## Begin
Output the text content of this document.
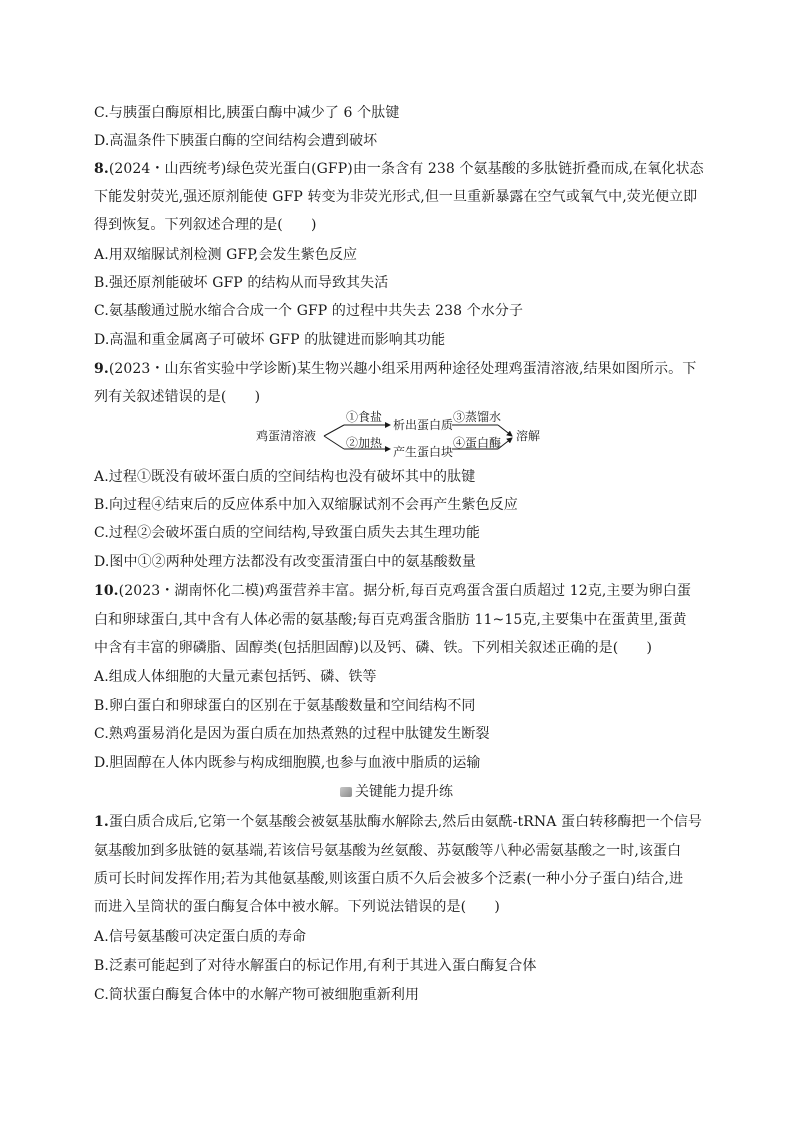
C.与胰蛋白酶原相比,胰蛋白酶中减少了 6 个肽键
D.高温条件下胰蛋白酶的空间结构会遭到破坏
8.(2024・山西统考)绿色荧光蛋白(GFP)由一条含有 238 个氨基酸的多肽链折叠而成,在氧化状态
下能发射荧光,强还原剂能使 GFP 转变为非荧光形式,但一旦重新暴露在空气或氧气中,荧光便立即
得到恢复。下列叙述合理的是(　　)
A.用双缩脲试剂检测 GFP,会发生紫色反应
B.强还原剂能破坏 GFP 的结构从而导致其失活
C.氨基酸通过脱水缩合合成一个 GFP 的过程中共失去 238 个水分子
D.高温和重金属离子可破坏 GFP 的肽键进而影响其功能
9.(2023・山东省实验中学诊断)某生物兴趣小组采用两种途径处理鸡蛋清溶液,结果如图所示。下
列有关叙述错误的是(　　)
鸡蛋清溶液
①食盐
析出蛋白质
③蒸馏水
②加热
产生蛋白块
④蛋白酶 溶解
A.过程①既没有破坏蛋白质的空间结构也没有破坏其中的肽键
B.向过程④结束后的反应体系中加入双缩脲试剂不会再产生紫色反应
C.过程②会破坏蛋白质的空间结构,导致蛋白质失去其生理功能
D.图中①②两种处理方法都没有改变蛋清蛋白中的氨基酸数量
10.(2023・湖南怀化二模)鸡蛋营养丰富。据分析,每百克鸡蛋含蛋白质超过 12克,主要为卵白蛋
白和卵球蛋白,其中含有人体必需的氨基酸;每百克鸡蛋含脂肪 11~15克,主要集中在蛋黄里,蛋黄
中含有丰富的卵磷脂、固醇类(包括胆固醇)以及钙、磷、铁。下列相关叙述正确的是(　　)
A.组成人体细胞的大量元素包括钙、磷、铁等
B.卵白蛋白和卵球蛋白的区别在于氨基酸数量和空间结构不同
C.熟鸡蛋易消化是因为蛋白质在加热煮熟的过程中肽键发生断裂
D.胆固醇在人体内既参与构成细胞膜,也参与血液中脂质的运输
关键能力提升练
1.蛋白质合成后,它第一个氨基酸会被氨基肽酶水解除去,然后由氨酰-tRNA 蛋白转移酶把一个信号
氨基酸加到多肽链的氨基端,若该信号氨基酸为丝氨酸、苏氨酸等八种必需氨基酸之一时,该蛋白
质可长时间发挥作用;若为其他氨基酸,则该蛋白质不久后会被多个泛素(一种小分子蛋白)结合,进
而进入呈筒状的蛋白酶复合体中被水解。下列说法错误的是(　　)
A.信号氨基酸可决定蛋白质的寿命
B.泛素可能起到了对待水解蛋白的标记作用,有利于其进入蛋白酶复合体
C.筒状蛋白酶复合体中的水解产物可被细胞重新利用
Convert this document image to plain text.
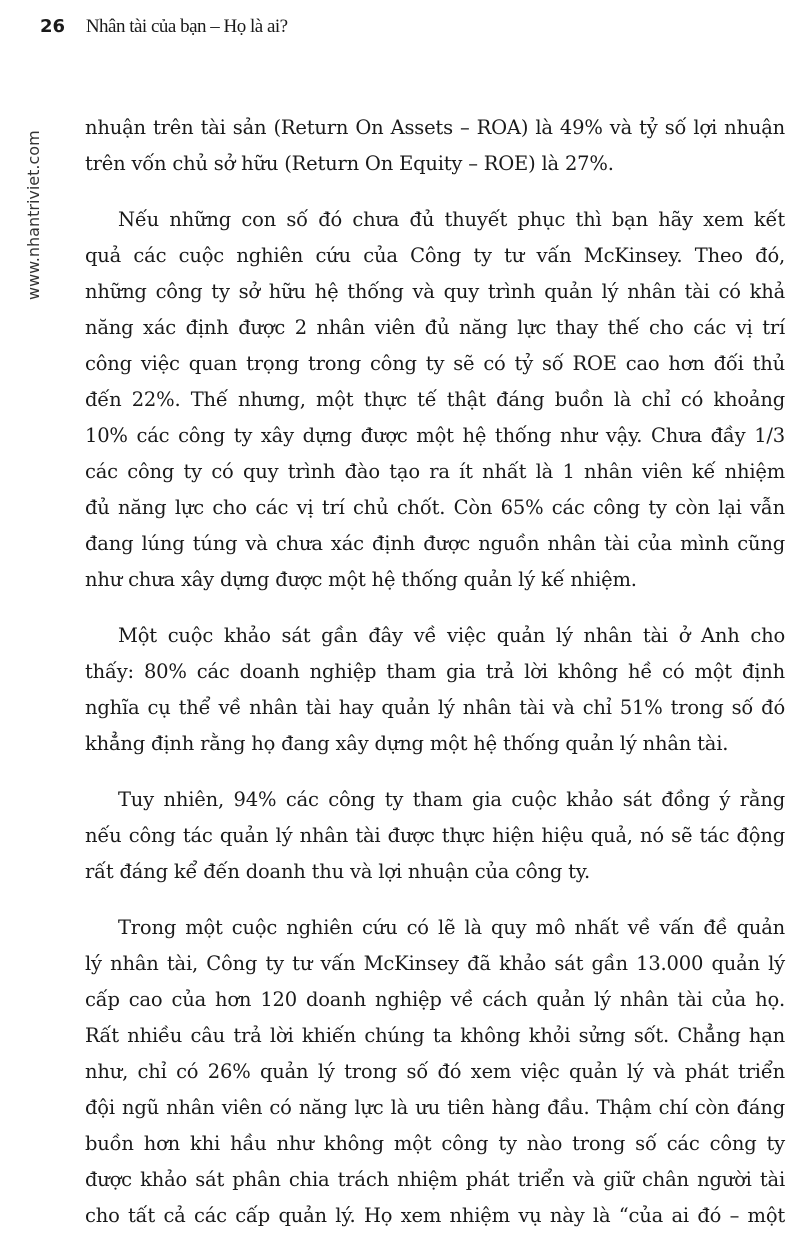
26 Nhân tài của bạn – Họ là ai?
www.nhantriviet.com
nhuận trên tài sản (Return On Assets – ROA) là 49% và tỷ số lợi nhuận
trên vốn chủ sở hữu (Return On Equity – ROE) là 27%.
Nếu những con số đó chưa đủ thuyết phục thì bạn hãy xem kết
quả các cuộc nghiên cứu của Công ty tư vấn McKinsey. Theo đó,
những công ty sở hữu hệ thống và quy trình quản lý nhân tài có khả
năng xác định được 2 nhân viên đủ năng lực thay thế cho các vị trí
công việc quan trọng trong công ty sẽ có tỷ số ROE cao hơn đối thủ
đến 22%. Thế nhưng, một thực tế thật đáng buồn là chỉ có khoảng
10% các công ty xây dựng được một hệ thống như vậy. Chưa đầy 1/3
các công ty có quy trình đào tạo ra ít nhất là 1 nhân viên kế nhiệm
đủ năng lực cho các vị trí chủ chốt. Còn 65% các công ty còn lại vẫn
đang lúng túng và chưa xác định được nguồn nhân tài của mình cũng
như chưa xây dựng được một hệ thống quản lý kế nhiệm.
Một cuộc khảo sát gần đây về việc quản lý nhân tài ở Anh cho
thấy: 80% các doanh nghiệp tham gia trả lời không hề có một định
nghĩa cụ thể về nhân tài hay quản lý nhân tài và chỉ 51% trong số đó
khẳng định rằng họ đang xây dựng một hệ thống quản lý nhân tài.
Tuy nhiên, 94% các công ty tham gia cuộc khảo sát đồng ý rằng
nếu công tác quản lý nhân tài được thực hiện hiệu quả, nó sẽ tác động
rất đáng kể đến doanh thu và lợi nhuận của công ty.
Trong một cuộc nghiên cứu có lẽ là quy mô nhất về vấn đề quản
lý nhân tài, Công ty tư vấn McKinsey đã khảo sát gần 13.000 quản lý
cấp cao của hơn 120 doanh nghiệp về cách quản lý nhân tài của họ.
Rất nhiều câu trả lời khiến chúng ta không khỏi sửng sốt. Chẳng hạn
như, chỉ có 26% quản lý trong số đó xem việc quản lý và phát triển
đội ngũ nhân viên có năng lực là ưu tiên hàng đầu. Thậm chí còn đáng
buồn hơn khi hầu như không một công ty nào trong số các công ty
được khảo sát phân chia trách nhiệm phát triển và giữ chân người tài
cho tất cả các cấp quản lý. Họ xem nhiệm vụ này là “của ai đó – một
## End
> **Aim of the task**: Reproduce every record above exactly, but leave out the pictures.

> **Exercise result**:
Output the text content of this document.
C.与胰蛋白酶原相比,胰蛋白酶中减少了 6 个肽键
D.高温条件下胰蛋白酶的空间结构会遭到破坏
8.(2024・山西统考)绿色荧光蛋白(GFP)由一条含有 238 个氨基酸的多肽链折叠而成,在氧化状态
下能发射荧光,强还原剂能使 GFP 转变为非荧光形式,但一旦重新暴露在空气或氧气中,荧光便立即
得到恢复。下列叙述合理的是(　　)
A.用双缩脲试剂检测 GFP,会发生紫色反应
B.强还原剂能破坏 GFP 的结构从而导致其失活
C.氨基酸通过脱水缩合合成一个 GFP 的过程中共失去 238 个水分子
D.高温和重金属离子可破坏 GFP 的肽键进而影响其功能
9.(2023・山东省实验中学诊断)某生物兴趣小组采用两种途径处理鸡蛋清溶液,结果如图所示。下
列有关叙述错误的是(　　)
鸡蛋清溶液
①食盐
析出蛋白质
③蒸馏水
②加热
产生蛋白块
④蛋白酶 溶解
A.过程①既没有破坏蛋白质的空间结构也没有破坏其中的肽键
B.向过程④结束后的反应体系中加入双缩脲试剂不会再产生紫色反应
C.过程②会破坏蛋白质的空间结构,导致蛋白质失去其生理功能
D.图中①②两种处理方法都没有改变蛋清蛋白中的氨基酸数量
10.(2023・湖南怀化二模)鸡蛋营养丰富。据分析,每百克鸡蛋含蛋白质超过 12克,主要为卵白蛋
白和卵球蛋白,其中含有人体必需的氨基酸;每百克鸡蛋含脂肪 11~15克,主要集中在蛋黄里,蛋黄
中含有丰富的卵磷脂、固醇类(包括胆固醇)以及钙、磷、铁。下列相关叙述正确的是(　　)
A.组成人体细胞的大量元素包括钙、磷、铁等
B.卵白蛋白和卵球蛋白的区别在于氨基酸数量和空间结构不同
C.熟鸡蛋易消化是因为蛋白质在加热煮熟的过程中肽键发生断裂
D.胆固醇在人体内既参与构成细胞膜,也参与血液中脂质的运输
关键能力提升练
1.蛋白质合成后,它第一个氨基酸会被氨基肽酶水解除去,然后由氨酰-tRNA 蛋白转移酶把一个信号
氨基酸加到多肽链的氨基端,若该信号氨基酸为丝氨酸、苏氨酸等八种必需氨基酸之一时,该蛋白
质可长时间发挥作用;若为其他氨基酸,则该蛋白质不久后会被多个泛素(一种小分子蛋白)结合,进
而进入呈筒状的蛋白酶复合体中被水解。下列说法错误的是(　　)
A.信号氨基酸可决定蛋白质的寿命
B.泛素可能起到了对待水解蛋白的标记作用,有利于其进入蛋白酶复合体
C.筒状蛋白酶复合体中的水解产物可被细胞重新利用
Convert this document image to plain text.
26 Nhân tài của bạn – Họ là ai?
www.nhantriviet.com
nhuận trên tài sản (Return On Assets – ROA) là 49% và tỷ số lợi nhuận
trên vốn chủ sở hữu (Return On Equity – ROE) là 27%.
Nếu những con số đó chưa đủ thuyết phục thì bạn hãy xem kết
quả các cuộc nghiên cứu của Công ty tư vấn McKinsey. Theo đó,
những công ty sở hữu hệ thống và quy trình quản lý nhân tài có khả
năng xác định được 2 nhân viên đủ năng lực thay thế cho các vị trí
công việc quan trọng trong công ty sẽ có tỷ số ROE cao hơn đối thủ
đến 22%. Thế nhưng, một thực tế thật đáng buồn là chỉ có khoảng
10% các công ty xây dựng được một hệ thống như vậy. Chưa đầy 1/3
các công ty có quy trình đào tạo ra ít nhất là 1 nhân viên kế nhiệm
đủ năng lực cho các vị trí chủ chốt. Còn 65% các công ty còn lại vẫn
đang lúng túng và chưa xác định được nguồn nhân tài của mình cũng
như chưa xây dựng được một hệ thống quản lý kế nhiệm.
Một cuộc khảo sát gần đây về việc quản lý nhân tài ở Anh cho
thấy: 80% các doanh nghiệp tham gia trả lời không hề có một định
nghĩa cụ thể về nhân tài hay quản lý nhân tài và chỉ 51% trong số đó
khẳng định rằng họ đang xây dựng một hệ thống quản lý nhân tài.
Tuy nhiên, 94% các công ty tham gia cuộc khảo sát đồng ý rằng
nếu công tác quản lý nhân tài được thực hiện hiệu quả, nó sẽ tác động
rất đáng kể đến doanh thu và lợi nhuận của công ty.
Trong một cuộc nghiên cứu có lẽ là quy mô nhất về vấn đề quản
lý nhân tài, Công ty tư vấn McKinsey đã khảo sát gần 13.000 quản lý
cấp cao của hơn 120 doanh nghiệp về cách quản lý nhân tài của họ.
Rất nhiều câu trả lời khiến chúng ta không khỏi sửng sốt. Chẳng hạn
như, chỉ có 26% quản lý trong số đó xem việc quản lý và phát triển
đội ngũ nhân viên có năng lực là ưu tiên hàng đầu. Thậm chí còn đáng
buồn hơn khi hầu như không một công ty nào trong số các công ty
được khảo sát phân chia trách nhiệm phát triển và giữ chân người tài
cho tất cả các cấp quản lý. Họ xem nhiệm vụ này là “của ai đó – một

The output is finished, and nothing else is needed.